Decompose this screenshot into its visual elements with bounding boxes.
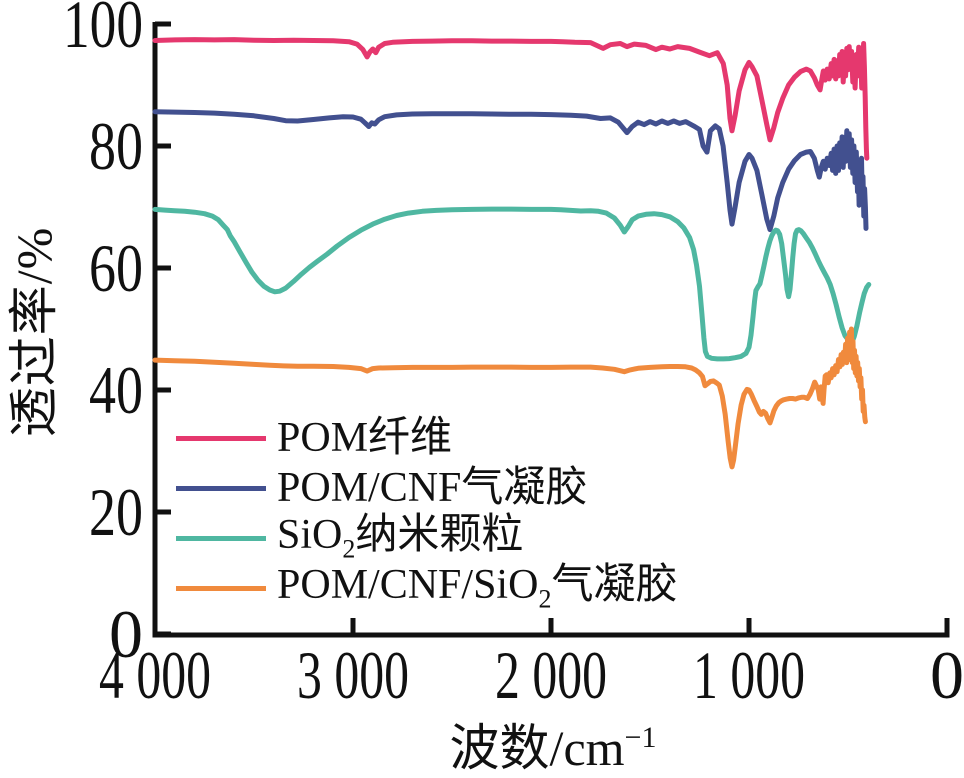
axes bbox=[152, 21, 950, 638]
legend-item-pom-cnf-sio2-aerogel: POM/CNF/SiO2气凝胶 bbox=[176, 563, 677, 613]
y-axis-title: 透过率/% bbox=[6, 226, 62, 438]
legend-item-sio2-nanoparticles: SiO2纳米颗粒 bbox=[176, 513, 677, 563]
x-tick-label: 4 000 bbox=[99, 637, 211, 713]
x-tick-label: 3 000 bbox=[297, 637, 409, 713]
legend-label-pom-fiber: POM纤维 bbox=[277, 415, 453, 461]
legend-swatch-pom-cnf-sio2-aerogel bbox=[176, 585, 266, 591]
y-tick-label: 100 bbox=[63, 0, 143, 62]
legend-label-sio2-nanoparticles: SiO2纳米颗粒 bbox=[277, 511, 524, 564]
series-lines bbox=[152, 37, 872, 470]
legend-swatch-sio2-nanoparticles bbox=[176, 535, 266, 541]
series-sio2-nanoparticles bbox=[152, 206, 872, 362]
legend-label-pom-cnf-aerogel: POM/CNF气凝胶 bbox=[277, 465, 588, 511]
x-tick-label: 1 000 bbox=[693, 637, 805, 713]
y-tick-label: 60 bbox=[89, 230, 143, 306]
subscript: 2 bbox=[538, 584, 552, 614]
series-pom-fiber bbox=[152, 37, 870, 161]
series-pom-cnf-sio2-aerogel bbox=[152, 326, 868, 470]
legend-item-pom-fiber: POM纤维 bbox=[176, 413, 677, 463]
x-tick-label: 0 bbox=[930, 637, 964, 713]
y-tick-label: 20 bbox=[89, 474, 143, 550]
series-pom-cnf-aerogel bbox=[152, 109, 869, 233]
legend-label-pom-cnf-sio2-aerogel: POM/CNF/SiO2气凝胶 bbox=[277, 561, 678, 614]
y-tick-label: 0 bbox=[109, 596, 143, 672]
legend-swatch-pom-fiber bbox=[176, 435, 266, 441]
y-tick-label: 80 bbox=[89, 108, 143, 184]
superscript: −1 bbox=[624, 721, 657, 754]
y-tick-label: 40 bbox=[89, 352, 143, 428]
x-axis-title: 波数/cm−1 bbox=[449, 720, 657, 776]
x-tick-label: 2 000 bbox=[495, 637, 607, 713]
legend: POM纤维 POM/CNF气凝胶 SiO2纳米颗粒 POM/CNF/SiO2气凝胶 bbox=[176, 413, 677, 613]
legend-swatch-pom-cnf-aerogel bbox=[176, 485, 266, 491]
legend-item-pom-cnf-aerogel: POM/CNF气凝胶 bbox=[176, 463, 677, 513]
subscript: 2 bbox=[342, 534, 356, 564]
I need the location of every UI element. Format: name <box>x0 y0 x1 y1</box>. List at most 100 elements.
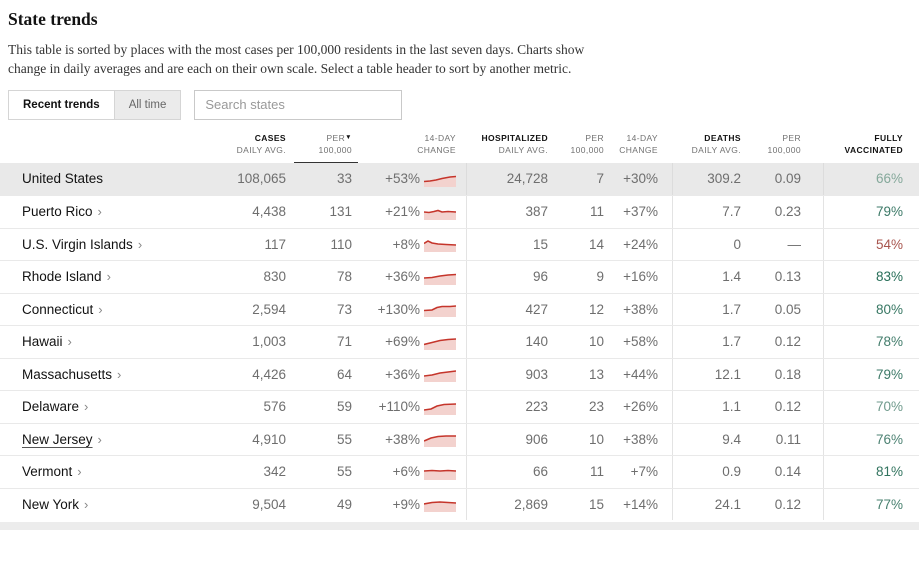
deaths-daily-avg: 12.1 <box>672 358 741 391</box>
trend-sparkline <box>420 431 466 448</box>
state-trends-table: CASES DAILY AVG. PER▼ 100,000 14-DAY CHA… <box>0 133 919 531</box>
deaths-daily-avg: 1.4 <box>672 261 741 293</box>
cases-per-100k: 59 <box>336 399 352 415</box>
state-name[interactable]: Delaware › <box>22 399 89 415</box>
hospitalized-14day-change: +14% <box>623 496 658 512</box>
table-row[interactable]: Hawaii › 1,003 71 +69% 140 10 +58% 1.7 0.… <box>0 325 919 358</box>
hospitalized-14day-change: +37% <box>623 204 658 220</box>
deaths-per-100k: 0.13 <box>774 269 801 285</box>
page-title: State trends <box>8 9 98 29</box>
header-cases-per-100k[interactable]: PER▼ 100,000 <box>292 133 358 163</box>
fully-vaccinated-pct: 77% <box>823 488 919 521</box>
state-name[interactable]: Hawaii › <box>22 334 72 350</box>
hospitalized-daily-avg: 387 <box>466 196 548 228</box>
cases-14day-change: +69% <box>385 334 420 350</box>
cases-daily-avg: 4,426 <box>252 366 286 382</box>
fully-vaccinated-pct: 76% <box>823 423 919 456</box>
table-row[interactable]: Massachusetts › 4,426 64 +36% 903 13 +44%… <box>0 357 919 391</box>
table-row[interactable]: New York › 9,504 49 +9% 2,869 15 +14% 24.… <box>0 487 919 521</box>
cases-14day-change: +38% <box>385 431 420 447</box>
table-row[interactable]: New Jersey › 4,910 55 +38% 906 10 +38% 9.… <box>0 422 919 456</box>
hospitalized-per-100k: 10 <box>588 431 604 447</box>
hospitalized-14day-change: +44% <box>623 366 658 382</box>
time-toggle-group: Recent trends All time <box>8 89 182 120</box>
header-deaths[interactable]: DEATHS DAILY AVG. <box>691 132 741 155</box>
state-name[interactable]: Massachusetts › <box>22 366 122 382</box>
table-row[interactable]: Connecticut › 2,594 73 +130% 427 12 +38% … <box>0 292 919 326</box>
next-row-partial <box>0 522 919 531</box>
header-deaths-per-100k[interactable]: PER 100,000 <box>767 132 801 155</box>
hospitalized-per-100k: 11 <box>589 204 604 220</box>
cases-14day-change: +36% <box>385 269 420 285</box>
cases-per-100k: 33 <box>336 171 352 187</box>
table-row[interactable]: Delaware › 576 59 +110% 223 23 +26% 1.1 0… <box>0 390 919 423</box>
state-name[interactable]: Puerto Rico › <box>22 204 102 220</box>
trend-sparkline <box>420 204 466 220</box>
deaths-daily-avg: 1.7 <box>672 293 741 326</box>
state-trends-page: State trends This table is sorted by pla… <box>0 9 919 531</box>
hospitalized-daily-avg: 906 <box>466 423 548 456</box>
hospitalized-per-100k: 15 <box>588 496 604 512</box>
hospitalized-daily-avg: 24,728 <box>466 162 548 196</box>
deaths-daily-avg: 24.1 <box>672 488 741 521</box>
chevron-right-icon: › <box>84 496 89 512</box>
chevron-right-icon: › <box>106 269 111 285</box>
table-header-row: CASES DAILY AVG. PER▼ 100,000 14-DAY CHA… <box>0 133 919 163</box>
hospitalized-per-100k: 11 <box>589 464 604 480</box>
hospitalized-daily-avg: 2,869 <box>466 488 548 521</box>
cases-14day-change: +8% <box>392 236 420 252</box>
deaths-daily-avg: 7.7 <box>672 196 741 228</box>
hospitalized-per-100k: 14 <box>588 236 604 252</box>
hospitalized-14day-change: +16% <box>623 269 658 285</box>
trend-sparkline <box>420 399 466 415</box>
fully-vaccinated-pct: 81% <box>823 456 919 488</box>
header-hospitalized-14day-change[interactable]: 14-DAY CHANGE <box>619 132 658 155</box>
cases-per-100k: 55 <box>336 431 352 447</box>
recent-trends-button[interactable]: Recent trends <box>9 90 115 119</box>
cases-per-100k: 55 <box>336 464 352 480</box>
table-description: This table is sorted by places with the … <box>8 42 585 76</box>
table-row[interactable]: United States 108,065 33 +53% 24,728 7 +… <box>0 162 919 196</box>
hospitalized-14day-change: +7% <box>630 464 658 480</box>
hospitalized-per-100k: 13 <box>588 366 604 382</box>
header-hospitalized[interactable]: HOSPITALIZED DAILY AVG. <box>481 132 548 155</box>
hospitalized-per-100k: 23 <box>588 399 604 415</box>
all-time-button[interactable]: All time <box>114 90 181 119</box>
fully-vaccinated-pct: 54% <box>823 228 919 261</box>
state-name[interactable]: United States <box>22 171 104 187</box>
trend-sparkline <box>420 366 466 383</box>
state-name[interactable]: New Jersey › <box>22 431 102 447</box>
deaths-per-100k: 0.12 <box>774 334 801 350</box>
search-input[interactable] <box>194 89 403 120</box>
state-name[interactable]: Vermont › <box>22 464 82 480</box>
chevron-right-icon: › <box>84 399 89 415</box>
state-name[interactable]: New York › <box>22 496 89 512</box>
cases-daily-avg: 830 <box>263 269 286 285</box>
fully-vaccinated-pct: 79% <box>823 358 919 391</box>
header-hospitalized-per-100k[interactable]: PER 100,000 <box>570 132 604 155</box>
table-row[interactable]: Vermont › 342 55 +6% 66 11 +7% 0.9 0.14 8… <box>0 455 919 488</box>
deaths-daily-avg: 0.9 <box>672 456 741 488</box>
chevron-right-icon: › <box>97 204 102 220</box>
table-row[interactable]: Puerto Rico › 4,438 131 +21% 387 11 +37% … <box>0 195 919 228</box>
chevron-right-icon: › <box>98 301 103 317</box>
table-row[interactable]: U.S. Virgin Islands › 117 110 +8% 15 14 +… <box>0 227 919 261</box>
cases-daily-avg: 1,003 <box>252 334 286 350</box>
chevron-right-icon: › <box>97 431 102 447</box>
table-row[interactable]: Rhode Island › 830 78 +36% 96 9 +16% 1.4 … <box>0 260 919 293</box>
cases-daily-avg: 4,438 <box>252 204 286 220</box>
cases-daily-avg: 4,910 <box>252 431 286 447</box>
cases-daily-avg: 576 <box>263 399 286 415</box>
trend-sparkline <box>420 496 466 513</box>
header-cases[interactable]: CASES DAILY AVG. <box>236 132 286 155</box>
hospitalized-daily-avg: 96 <box>466 261 548 293</box>
state-name[interactable]: Connecticut › <box>22 301 103 317</box>
header-cases-14day-change[interactable]: 14-DAY CHANGE <box>417 132 456 155</box>
state-name[interactable]: U.S. Virgin Islands › <box>22 236 143 252</box>
cases-per-100k: 64 <box>336 366 352 382</box>
deaths-per-100k: 0.12 <box>774 496 801 512</box>
header-fully-vaccinated[interactable]: FULLY VACCINATED <box>844 132 903 155</box>
state-name[interactable]: Rhode Island › <box>22 269 111 285</box>
cases-per-100k: 78 <box>336 269 352 285</box>
chevron-right-icon: › <box>117 366 122 382</box>
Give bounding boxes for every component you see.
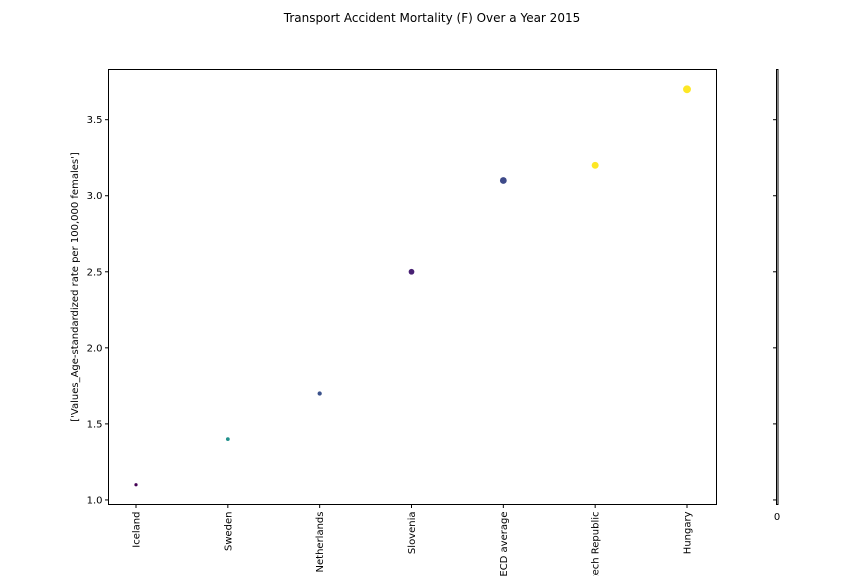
y-tick-label: 3.5 [87,115,103,126]
data-point [408,268,415,275]
x-axis-ticks: Iceland Sweden Netherlands Slovenia OECD ave… [132,504,694,576]
data-point [591,161,599,169]
x-tick-label: Czech Republic [591,512,602,576]
x-tick-label: OECD average [499,512,510,576]
colorbar-ticks [773,119,777,501]
y-tick-label: 1.0 [87,495,103,506]
colorbar-tick-label: 0 [774,512,780,523]
plot-area-frame [108,69,717,505]
x-tick-label: Sweden [223,512,234,552]
y-tick-label: 2.5 [87,267,103,278]
data-point [134,483,138,487]
x-tick-label: Netherlands [315,512,326,573]
data-point [499,177,507,184]
data-points [134,85,691,487]
y-axis-label: ['Values_Age-standardized rate per 100,0… [70,152,81,422]
y-tick-label: 2.0 [87,343,103,354]
data-point [317,391,322,396]
data-point [225,437,230,441]
data-point [683,85,691,94]
y-axis-ticks: 1.0 1.5 2.0 2.5 3.0 3.5 [87,115,109,506]
y-tick-label: 3.0 [87,191,103,202]
x-tick-label: Hungary [683,511,694,554]
chart-title: Transport Accident Mortality (F) Over a … [283,11,580,25]
y-tick-label: 1.5 [87,419,103,430]
colorbar [776,69,779,505]
x-tick-label: Iceland [132,512,143,548]
x-tick-label: Slovenia [407,512,418,555]
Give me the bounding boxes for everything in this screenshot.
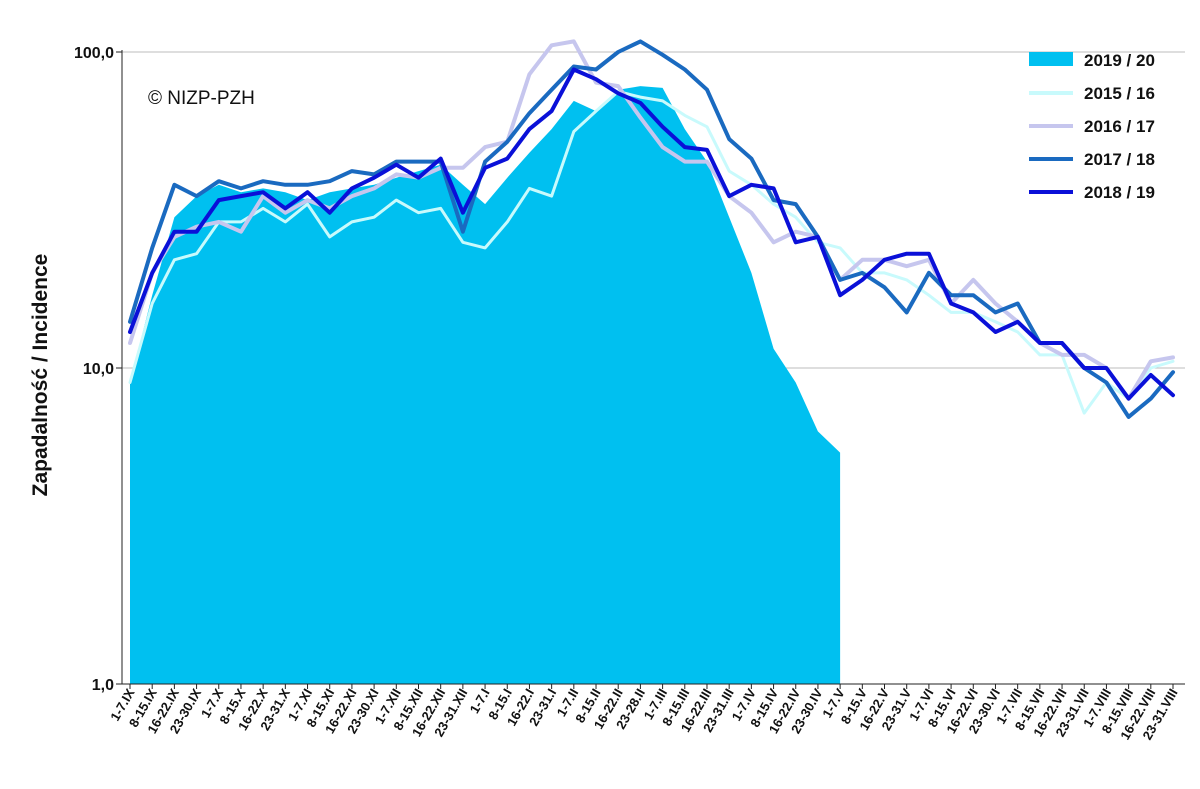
----------------------------------------
**Directive:** Can you rewrite the rows starting at the one containing "deaths-daily-avg: 12.1 <box>672" and ending at the one containing "deaths-daily-avg: 1.4 <box>672", swapping "deaths-daily-avg" for "deaths-daily-average" and keeping everything else the same?

**Answer for the task:**
deaths-daily-average: 12.1 <box>672 358 741 391</box>
trend-sparkline <box>420 431 466 448</box>
state-trends-table: CASES DAILY AVG. PER▼ 100,000 14-DAY CHA… <box>0 133 919 531</box>
deaths-daily-average: 1.4 <box>672 261 741 293</box>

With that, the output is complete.